[WHAT YOU NEED TO DO] Of the lines in the listing below, how many hold "årsförbrukning"? Answer with the number only.

Begin DATA EXTRACT

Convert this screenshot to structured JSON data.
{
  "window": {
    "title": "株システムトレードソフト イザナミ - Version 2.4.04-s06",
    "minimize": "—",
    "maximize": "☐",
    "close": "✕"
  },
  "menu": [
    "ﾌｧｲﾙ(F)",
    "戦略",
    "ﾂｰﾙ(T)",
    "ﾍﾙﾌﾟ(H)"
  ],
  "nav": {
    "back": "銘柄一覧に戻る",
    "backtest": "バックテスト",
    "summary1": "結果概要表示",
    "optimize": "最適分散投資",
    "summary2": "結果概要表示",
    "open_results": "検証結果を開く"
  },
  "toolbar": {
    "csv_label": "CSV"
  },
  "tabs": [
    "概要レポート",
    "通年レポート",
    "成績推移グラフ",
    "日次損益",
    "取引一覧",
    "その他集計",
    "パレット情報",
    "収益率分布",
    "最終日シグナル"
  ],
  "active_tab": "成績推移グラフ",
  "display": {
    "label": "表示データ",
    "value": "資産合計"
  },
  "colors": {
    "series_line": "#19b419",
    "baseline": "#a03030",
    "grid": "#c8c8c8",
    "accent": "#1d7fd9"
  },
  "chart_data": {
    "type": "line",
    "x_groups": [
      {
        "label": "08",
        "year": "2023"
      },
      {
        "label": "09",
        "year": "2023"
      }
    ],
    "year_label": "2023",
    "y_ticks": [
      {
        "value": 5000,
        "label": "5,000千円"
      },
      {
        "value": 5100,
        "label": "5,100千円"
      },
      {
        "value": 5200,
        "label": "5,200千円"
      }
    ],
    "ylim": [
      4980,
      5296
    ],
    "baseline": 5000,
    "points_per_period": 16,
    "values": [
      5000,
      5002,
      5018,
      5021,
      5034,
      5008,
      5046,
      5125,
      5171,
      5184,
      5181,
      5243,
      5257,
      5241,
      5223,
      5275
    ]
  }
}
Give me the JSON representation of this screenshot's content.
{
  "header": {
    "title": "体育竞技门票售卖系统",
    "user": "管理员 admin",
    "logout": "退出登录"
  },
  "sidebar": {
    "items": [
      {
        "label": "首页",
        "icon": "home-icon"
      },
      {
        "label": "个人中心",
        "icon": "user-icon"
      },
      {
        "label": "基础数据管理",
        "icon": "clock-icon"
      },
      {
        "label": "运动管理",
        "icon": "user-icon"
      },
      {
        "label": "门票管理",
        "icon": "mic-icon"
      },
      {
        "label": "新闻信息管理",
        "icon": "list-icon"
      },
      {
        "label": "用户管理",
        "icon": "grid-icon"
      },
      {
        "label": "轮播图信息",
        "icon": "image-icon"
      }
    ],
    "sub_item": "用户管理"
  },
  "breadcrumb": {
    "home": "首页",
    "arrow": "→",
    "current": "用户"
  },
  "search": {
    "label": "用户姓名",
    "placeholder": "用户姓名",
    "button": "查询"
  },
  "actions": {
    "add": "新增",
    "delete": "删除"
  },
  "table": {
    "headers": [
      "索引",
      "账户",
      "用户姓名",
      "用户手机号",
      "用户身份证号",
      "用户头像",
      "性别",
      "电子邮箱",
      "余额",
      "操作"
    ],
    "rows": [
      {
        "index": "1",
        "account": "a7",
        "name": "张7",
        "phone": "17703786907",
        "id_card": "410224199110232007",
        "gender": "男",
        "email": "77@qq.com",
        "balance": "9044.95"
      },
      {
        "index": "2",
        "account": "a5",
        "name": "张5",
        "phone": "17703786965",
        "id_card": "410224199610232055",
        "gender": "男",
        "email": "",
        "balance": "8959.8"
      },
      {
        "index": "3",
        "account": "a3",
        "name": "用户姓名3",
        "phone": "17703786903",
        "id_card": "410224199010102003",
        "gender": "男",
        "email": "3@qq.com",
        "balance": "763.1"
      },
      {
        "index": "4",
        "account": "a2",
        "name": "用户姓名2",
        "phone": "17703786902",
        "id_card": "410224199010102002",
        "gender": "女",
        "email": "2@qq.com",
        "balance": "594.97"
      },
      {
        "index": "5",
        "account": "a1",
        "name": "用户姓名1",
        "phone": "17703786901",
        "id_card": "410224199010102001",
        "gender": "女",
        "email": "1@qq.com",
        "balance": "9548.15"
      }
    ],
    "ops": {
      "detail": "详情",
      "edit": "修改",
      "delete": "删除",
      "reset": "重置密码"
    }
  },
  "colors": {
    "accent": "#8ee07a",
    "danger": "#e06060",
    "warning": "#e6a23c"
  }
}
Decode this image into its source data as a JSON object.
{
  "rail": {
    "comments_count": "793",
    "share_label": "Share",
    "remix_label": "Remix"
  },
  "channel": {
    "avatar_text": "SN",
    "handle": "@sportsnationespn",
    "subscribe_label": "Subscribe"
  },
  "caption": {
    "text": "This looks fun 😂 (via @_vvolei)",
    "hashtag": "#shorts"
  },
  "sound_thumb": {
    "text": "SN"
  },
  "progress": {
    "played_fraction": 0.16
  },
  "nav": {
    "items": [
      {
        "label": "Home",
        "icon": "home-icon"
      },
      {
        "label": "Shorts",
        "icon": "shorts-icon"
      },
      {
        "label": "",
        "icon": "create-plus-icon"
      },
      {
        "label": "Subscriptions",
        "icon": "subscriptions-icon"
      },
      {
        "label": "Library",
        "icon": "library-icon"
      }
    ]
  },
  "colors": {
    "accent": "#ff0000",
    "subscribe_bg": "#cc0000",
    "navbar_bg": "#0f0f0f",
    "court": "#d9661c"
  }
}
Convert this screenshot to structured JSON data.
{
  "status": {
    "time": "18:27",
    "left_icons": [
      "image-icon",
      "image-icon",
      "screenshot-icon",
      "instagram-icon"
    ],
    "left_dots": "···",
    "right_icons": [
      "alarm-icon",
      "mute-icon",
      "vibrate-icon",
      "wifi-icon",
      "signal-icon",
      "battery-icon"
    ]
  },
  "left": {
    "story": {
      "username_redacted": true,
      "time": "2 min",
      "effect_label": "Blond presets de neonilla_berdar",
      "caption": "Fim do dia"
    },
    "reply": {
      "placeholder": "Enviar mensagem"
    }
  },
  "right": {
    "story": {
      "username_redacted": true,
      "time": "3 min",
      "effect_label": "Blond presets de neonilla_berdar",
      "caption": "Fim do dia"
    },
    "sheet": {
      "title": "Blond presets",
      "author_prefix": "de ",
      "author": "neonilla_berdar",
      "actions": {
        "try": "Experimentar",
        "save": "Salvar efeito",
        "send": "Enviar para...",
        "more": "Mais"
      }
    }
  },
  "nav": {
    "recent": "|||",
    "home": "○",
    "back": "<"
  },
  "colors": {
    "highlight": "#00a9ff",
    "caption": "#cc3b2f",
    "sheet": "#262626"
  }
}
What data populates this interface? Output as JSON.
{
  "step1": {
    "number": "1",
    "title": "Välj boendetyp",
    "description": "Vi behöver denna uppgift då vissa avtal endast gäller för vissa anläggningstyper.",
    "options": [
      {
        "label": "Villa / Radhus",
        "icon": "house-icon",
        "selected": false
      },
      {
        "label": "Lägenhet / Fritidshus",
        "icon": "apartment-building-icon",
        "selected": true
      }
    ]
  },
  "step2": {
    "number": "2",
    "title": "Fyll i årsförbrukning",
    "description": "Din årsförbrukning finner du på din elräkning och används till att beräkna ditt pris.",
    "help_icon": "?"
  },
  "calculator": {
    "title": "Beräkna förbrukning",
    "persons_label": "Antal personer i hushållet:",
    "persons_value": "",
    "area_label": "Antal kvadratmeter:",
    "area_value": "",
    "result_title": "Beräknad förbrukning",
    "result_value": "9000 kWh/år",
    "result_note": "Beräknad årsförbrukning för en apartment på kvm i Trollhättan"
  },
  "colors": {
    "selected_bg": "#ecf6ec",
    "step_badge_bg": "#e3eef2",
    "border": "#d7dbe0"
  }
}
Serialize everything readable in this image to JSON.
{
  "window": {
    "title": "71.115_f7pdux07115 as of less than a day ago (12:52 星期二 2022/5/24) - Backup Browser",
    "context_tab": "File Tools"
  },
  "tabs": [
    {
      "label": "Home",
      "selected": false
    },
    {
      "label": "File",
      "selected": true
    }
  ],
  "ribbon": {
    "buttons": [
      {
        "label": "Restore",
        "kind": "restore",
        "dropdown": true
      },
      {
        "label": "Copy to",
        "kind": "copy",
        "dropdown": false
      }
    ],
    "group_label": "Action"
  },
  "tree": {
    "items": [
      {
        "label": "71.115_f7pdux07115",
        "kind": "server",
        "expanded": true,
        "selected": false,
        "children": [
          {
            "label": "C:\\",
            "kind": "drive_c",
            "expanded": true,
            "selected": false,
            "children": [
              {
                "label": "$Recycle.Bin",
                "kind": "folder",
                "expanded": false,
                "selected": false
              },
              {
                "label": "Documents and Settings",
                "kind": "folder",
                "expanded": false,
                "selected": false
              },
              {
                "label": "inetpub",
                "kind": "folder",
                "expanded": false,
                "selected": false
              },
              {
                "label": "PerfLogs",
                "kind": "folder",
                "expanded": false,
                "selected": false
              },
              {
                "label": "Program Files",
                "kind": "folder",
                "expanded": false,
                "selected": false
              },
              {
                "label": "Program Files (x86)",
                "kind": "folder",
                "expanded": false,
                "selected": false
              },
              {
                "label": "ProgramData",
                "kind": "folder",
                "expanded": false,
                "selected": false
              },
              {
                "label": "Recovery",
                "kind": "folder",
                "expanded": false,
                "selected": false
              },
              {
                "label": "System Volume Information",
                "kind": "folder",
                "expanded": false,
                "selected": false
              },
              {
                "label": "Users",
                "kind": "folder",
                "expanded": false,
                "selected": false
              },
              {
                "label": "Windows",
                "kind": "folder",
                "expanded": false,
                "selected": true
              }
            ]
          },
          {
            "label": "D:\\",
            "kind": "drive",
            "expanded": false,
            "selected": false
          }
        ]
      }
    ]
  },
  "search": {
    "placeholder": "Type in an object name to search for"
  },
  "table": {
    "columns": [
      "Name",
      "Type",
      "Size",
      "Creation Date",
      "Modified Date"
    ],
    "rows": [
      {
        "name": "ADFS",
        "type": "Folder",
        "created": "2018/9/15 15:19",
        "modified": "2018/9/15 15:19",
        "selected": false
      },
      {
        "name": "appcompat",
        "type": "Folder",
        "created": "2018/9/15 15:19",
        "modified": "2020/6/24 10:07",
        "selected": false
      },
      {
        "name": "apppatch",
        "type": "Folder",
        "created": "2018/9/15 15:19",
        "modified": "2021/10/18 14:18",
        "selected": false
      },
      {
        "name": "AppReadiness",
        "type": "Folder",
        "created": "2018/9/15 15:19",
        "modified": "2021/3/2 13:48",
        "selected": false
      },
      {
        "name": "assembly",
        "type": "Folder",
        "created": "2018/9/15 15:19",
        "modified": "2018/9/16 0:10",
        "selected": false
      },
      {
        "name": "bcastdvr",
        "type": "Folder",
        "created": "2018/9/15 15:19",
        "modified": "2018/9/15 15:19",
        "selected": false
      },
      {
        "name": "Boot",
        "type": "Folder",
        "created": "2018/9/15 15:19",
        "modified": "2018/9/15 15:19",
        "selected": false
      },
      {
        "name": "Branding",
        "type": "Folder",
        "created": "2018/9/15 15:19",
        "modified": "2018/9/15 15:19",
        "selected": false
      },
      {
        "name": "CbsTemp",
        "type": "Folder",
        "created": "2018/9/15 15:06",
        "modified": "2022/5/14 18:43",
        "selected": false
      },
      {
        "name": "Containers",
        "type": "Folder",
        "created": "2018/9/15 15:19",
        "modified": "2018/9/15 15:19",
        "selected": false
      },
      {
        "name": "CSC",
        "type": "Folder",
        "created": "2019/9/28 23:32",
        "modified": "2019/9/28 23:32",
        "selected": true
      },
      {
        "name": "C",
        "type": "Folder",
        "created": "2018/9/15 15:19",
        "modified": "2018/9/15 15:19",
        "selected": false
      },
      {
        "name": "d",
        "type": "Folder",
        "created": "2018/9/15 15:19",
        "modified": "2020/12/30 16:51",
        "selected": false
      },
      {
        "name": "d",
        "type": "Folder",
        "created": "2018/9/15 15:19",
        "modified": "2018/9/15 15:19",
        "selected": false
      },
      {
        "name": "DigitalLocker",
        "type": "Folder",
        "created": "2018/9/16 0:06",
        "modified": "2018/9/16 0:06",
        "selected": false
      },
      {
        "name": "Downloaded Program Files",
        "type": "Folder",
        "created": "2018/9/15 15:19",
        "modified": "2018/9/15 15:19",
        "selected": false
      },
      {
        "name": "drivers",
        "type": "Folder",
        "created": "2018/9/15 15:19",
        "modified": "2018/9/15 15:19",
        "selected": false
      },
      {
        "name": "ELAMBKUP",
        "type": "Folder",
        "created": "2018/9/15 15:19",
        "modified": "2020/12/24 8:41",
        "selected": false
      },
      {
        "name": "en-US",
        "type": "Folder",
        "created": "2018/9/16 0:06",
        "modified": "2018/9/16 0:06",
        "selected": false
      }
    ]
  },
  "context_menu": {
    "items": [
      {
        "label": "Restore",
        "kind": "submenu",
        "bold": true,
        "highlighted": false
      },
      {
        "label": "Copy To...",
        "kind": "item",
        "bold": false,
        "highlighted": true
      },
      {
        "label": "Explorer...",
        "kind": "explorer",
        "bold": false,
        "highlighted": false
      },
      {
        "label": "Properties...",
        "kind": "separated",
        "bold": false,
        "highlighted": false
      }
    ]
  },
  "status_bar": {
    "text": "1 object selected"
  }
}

End DATA EXTRACT

[SOLUTION TO THIS TASK] 3